▶ ФРАГМЕНТ СТРАНИЦЫ
=-=-=
До премьеры остается совсем мало времени, и у всех все больше сдают нервы. Режиссер уже никого не называет по настоящему имени, только по имени персонажа. Он периодически срывается на мат, а его оценки не блещут разнообразием: “Мирониха, плохо! Надя, очень плохо! Михаил, ужасно!!!”.
Артисты тоже устали и вымотались, даже огрызаются лениво. И тоже примерно в одном ключе: “Я уже перегорел/ла”. На это от режиссера следует сочувственное: “Закрой рот!”, и репетиция продолжается.
По замыслу Илья (персонаж) должен появиться за забором пьяный в дрова. Толя (артист) выходит из-за кулис нетвердой походкой, режиссер недоволен: “Ярче!”. Толя спотыкается, хватается за забор. “Очень плохо!”. Раз за разом Толя все менее твердо стоит на ногах. Уже все поверили, что он пяный. Однако, Гоше (режиссеру) все никак не нравится: “Ну, как ты не поймешь?! Ты должен, прямо, выпасть сюда.
- Хозяин - барин, - пожал плечами Толя и на следующем “дубле” буквально рухнул плашмя из-за кулис за забор.
У меня началась истерика. Вся труппа ржет в голос, Гоша сам в шоке. Осторожно спрашивает меня:
- Думаете, это был перебор?
- Это было великолепно, - утирая слезы простанываю я.
=-=-=
▶ БЛОК ДАННЫХ
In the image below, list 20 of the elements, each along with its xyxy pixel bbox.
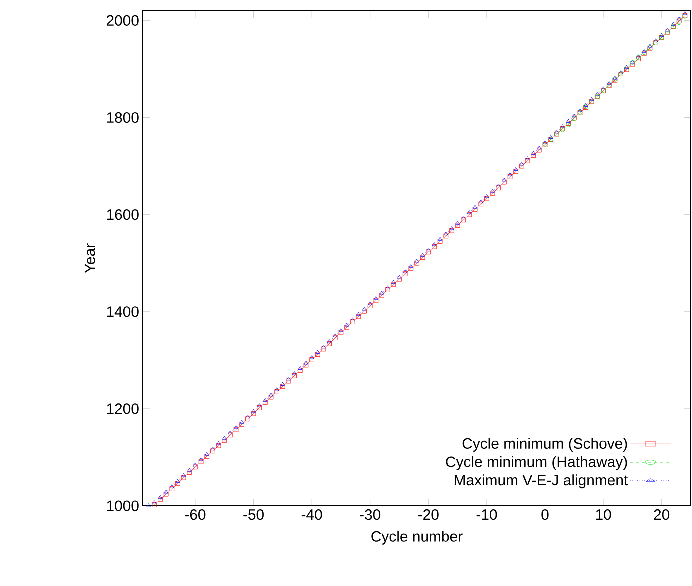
=-=-=
▶ РАБОЧИЕ ЗАДАНИЯ
1. Каким, по замыслу, должен появиться Илья за забором в тексте о репетиции?
2. Пожалуйста, продолжите текст о репетиции после его последней фразы.
Материалы здесь ни для чего не нужны.

▶ РЕЗУЛЬТАТЫ
1. Пьяным в дрова.

2.
А вообще, постановка спектакля - это совсем не то, что я раньше об этом думала. Ну, когда играла в драмкружке. Там было как: есть пьеса, там расписаны роли. Раздают текст артистам, те заучивают слова и более-менее в тему произносят их каждый в свою очередь. Задача режиссера (как я думала) - требовать от артистов правдоподобности, чтобы “не верю!” исключить, ну, и все такое.
А на самом деле, все не так. Оказывается, есть какое-то произведение. В нашем случае, “Последний срок” Распутина. Если нет готового сценария, то режиссер сам его прописывает. Продумывает декорации, расстановку актеров, какие-то режиссерские приемы, типа “здесь идет этюд с Танчорой, а Мирониха ищет корову”. По ходу репетиций что-то сокращает, что-то переделывает (эти переделки страшно выматывают артистов, бо уже отрепетировали, и надо заново перестраиваться).
Идея спектакля может в корне отличаться от идеи автора. Ну, в нашем случае это не совсем так, хотя…
Гоша говорит мне: “Вы понимаете, у нее подруга умирает, а ей важнее корову найти!”. Пытаюсь объяснить, что есть такой психологический прием, как перенос. Ну, не может она себе позволить угрозу потери единственной подруги. Это невыносимо. Гораздо проще скорбеть о потерянной корове. Но Гоше что-то в районе 23 лет. Что ему знать о переносах и сублимациях! Он прочитал: “ищет корову”, сделал Мирониху такой, вот, черствой. И я так и должна ее показать, даже если я с ним в корне не согласна. Как сказал Анатолий: “хозяин - барин”.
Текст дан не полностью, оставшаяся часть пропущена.